**Collected data entries**
===============
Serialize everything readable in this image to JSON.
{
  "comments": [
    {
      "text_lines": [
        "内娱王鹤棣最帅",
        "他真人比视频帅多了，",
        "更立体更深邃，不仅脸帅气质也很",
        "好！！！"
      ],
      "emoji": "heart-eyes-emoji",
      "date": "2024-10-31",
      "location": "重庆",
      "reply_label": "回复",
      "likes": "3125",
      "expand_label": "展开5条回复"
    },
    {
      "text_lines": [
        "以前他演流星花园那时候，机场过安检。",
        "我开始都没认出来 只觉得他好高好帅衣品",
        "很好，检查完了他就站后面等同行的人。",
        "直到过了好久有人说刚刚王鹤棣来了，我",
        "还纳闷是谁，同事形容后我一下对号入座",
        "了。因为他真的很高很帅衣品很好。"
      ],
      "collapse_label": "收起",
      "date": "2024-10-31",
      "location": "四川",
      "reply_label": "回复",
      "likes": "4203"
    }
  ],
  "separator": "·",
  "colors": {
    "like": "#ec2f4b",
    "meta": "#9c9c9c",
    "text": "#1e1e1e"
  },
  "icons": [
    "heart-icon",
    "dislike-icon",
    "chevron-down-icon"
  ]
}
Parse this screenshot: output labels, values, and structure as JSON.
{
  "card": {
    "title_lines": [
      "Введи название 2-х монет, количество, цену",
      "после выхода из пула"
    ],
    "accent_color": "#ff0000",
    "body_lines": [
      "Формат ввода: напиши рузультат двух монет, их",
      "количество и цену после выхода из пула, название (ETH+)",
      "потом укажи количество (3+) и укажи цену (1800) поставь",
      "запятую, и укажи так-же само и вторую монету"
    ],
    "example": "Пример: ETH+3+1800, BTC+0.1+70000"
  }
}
===============
**Given exercise**
From the "Parse this screenshot: output" line to the close of the listing, restate each line word for word.

**Answer for this exercise**
Parse this screenshot: output labels, values, and structure as JSON.
{
  "card": {
    "title_lines": [
      "Введи название 2-х монет, количество, цену",
      "после выхода из пула"
    ],
    "accent_color": "#ff0000",
    "body_lines": [
      "Формат ввода: напиши рузультат двух монет, их",
      "количество и цену после выхода из пула, название (ETH+)",
      "потом укажи количество (3+) и укажи цену (1800) поставь",
      "запятую, и укажи так-же само и вторую монету"
    ],
    "example": "Пример: ETH+3+1800, BTC+0.1+70000"
  }
}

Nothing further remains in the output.